Gather all lines with the word "PERSOL" in them.

*Records provided*
....
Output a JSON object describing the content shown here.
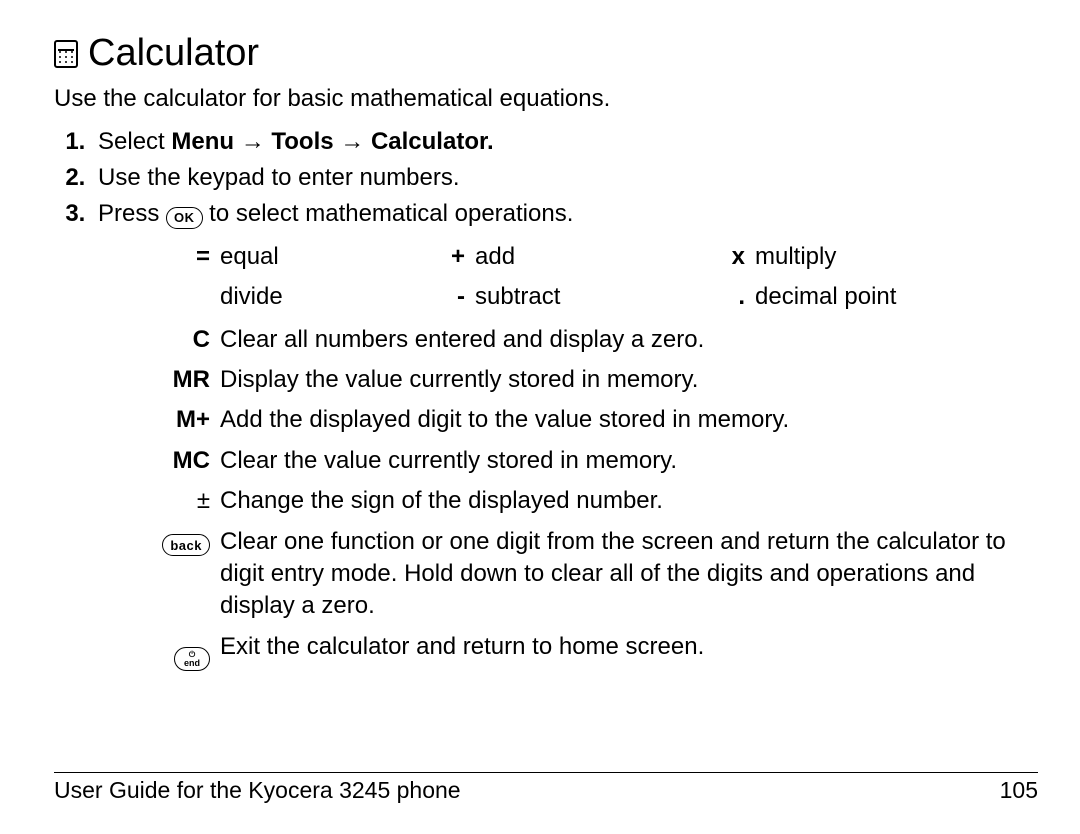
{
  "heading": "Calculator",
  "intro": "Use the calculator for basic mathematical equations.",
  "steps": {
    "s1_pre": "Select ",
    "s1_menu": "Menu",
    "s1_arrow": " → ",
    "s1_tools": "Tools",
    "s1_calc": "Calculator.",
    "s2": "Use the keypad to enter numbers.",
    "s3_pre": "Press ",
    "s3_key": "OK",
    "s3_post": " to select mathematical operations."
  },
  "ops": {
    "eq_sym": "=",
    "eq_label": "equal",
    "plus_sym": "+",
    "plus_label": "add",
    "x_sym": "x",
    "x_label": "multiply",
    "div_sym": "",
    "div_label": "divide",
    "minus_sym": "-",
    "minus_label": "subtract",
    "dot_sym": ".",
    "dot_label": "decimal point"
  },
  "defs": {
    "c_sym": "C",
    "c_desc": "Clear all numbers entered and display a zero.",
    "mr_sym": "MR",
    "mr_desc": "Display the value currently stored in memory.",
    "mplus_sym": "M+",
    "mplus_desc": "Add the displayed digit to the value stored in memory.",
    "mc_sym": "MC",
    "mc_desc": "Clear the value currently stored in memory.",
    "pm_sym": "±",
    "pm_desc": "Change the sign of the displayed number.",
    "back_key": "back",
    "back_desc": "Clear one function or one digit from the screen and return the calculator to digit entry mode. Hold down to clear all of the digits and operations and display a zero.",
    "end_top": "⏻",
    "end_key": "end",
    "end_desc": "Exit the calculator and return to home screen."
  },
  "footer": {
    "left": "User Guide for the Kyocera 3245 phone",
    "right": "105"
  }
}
....
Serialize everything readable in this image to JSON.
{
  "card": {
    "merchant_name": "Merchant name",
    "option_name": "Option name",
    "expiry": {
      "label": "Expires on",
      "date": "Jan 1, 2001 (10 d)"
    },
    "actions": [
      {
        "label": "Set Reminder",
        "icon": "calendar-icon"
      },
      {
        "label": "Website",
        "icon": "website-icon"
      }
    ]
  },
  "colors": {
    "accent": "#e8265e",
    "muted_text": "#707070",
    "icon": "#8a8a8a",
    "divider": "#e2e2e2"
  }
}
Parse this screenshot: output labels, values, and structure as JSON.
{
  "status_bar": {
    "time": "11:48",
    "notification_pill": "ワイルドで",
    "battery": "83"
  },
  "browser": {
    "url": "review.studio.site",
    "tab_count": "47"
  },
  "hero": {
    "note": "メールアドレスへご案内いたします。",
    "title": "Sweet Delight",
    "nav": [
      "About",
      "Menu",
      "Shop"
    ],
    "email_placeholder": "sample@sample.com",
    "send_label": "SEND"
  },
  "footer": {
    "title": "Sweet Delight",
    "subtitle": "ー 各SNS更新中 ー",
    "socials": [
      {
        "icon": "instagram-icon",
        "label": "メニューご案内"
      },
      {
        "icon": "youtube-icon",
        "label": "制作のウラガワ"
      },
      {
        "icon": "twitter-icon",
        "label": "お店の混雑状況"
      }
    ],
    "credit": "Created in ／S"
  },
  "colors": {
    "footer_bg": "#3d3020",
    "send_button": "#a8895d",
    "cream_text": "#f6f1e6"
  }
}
....
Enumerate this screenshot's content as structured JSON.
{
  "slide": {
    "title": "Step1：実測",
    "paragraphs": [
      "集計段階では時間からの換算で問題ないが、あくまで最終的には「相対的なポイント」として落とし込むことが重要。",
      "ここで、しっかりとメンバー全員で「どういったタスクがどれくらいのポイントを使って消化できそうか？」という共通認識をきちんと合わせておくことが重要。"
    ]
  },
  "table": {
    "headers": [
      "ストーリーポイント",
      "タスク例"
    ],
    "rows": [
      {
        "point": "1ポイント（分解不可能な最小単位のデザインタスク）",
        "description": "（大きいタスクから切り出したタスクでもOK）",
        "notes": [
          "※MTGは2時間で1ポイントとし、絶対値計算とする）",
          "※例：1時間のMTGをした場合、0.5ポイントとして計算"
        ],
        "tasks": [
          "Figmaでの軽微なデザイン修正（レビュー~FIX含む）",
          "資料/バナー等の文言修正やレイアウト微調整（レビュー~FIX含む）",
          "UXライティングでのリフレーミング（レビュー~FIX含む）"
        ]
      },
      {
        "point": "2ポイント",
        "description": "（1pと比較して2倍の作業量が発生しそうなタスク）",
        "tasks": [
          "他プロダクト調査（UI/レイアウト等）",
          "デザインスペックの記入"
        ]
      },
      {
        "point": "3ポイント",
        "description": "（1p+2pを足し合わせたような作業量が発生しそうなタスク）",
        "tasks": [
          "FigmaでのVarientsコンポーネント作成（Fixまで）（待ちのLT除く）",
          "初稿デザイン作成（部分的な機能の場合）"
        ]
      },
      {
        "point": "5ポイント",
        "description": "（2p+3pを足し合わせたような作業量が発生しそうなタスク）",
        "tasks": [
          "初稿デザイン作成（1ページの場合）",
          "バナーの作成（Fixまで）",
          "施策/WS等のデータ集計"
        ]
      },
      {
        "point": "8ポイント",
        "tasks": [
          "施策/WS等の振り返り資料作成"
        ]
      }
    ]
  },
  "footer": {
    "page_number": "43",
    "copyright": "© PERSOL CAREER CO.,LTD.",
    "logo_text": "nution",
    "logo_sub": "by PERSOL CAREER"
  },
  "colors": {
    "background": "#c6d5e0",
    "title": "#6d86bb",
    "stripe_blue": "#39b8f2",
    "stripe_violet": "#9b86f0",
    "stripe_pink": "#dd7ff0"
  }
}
....
*Finished task*
    "copyright": "© PERSOL CAREER CO.,LTD.",
    "logo_sub": "by PERSOL CAREER"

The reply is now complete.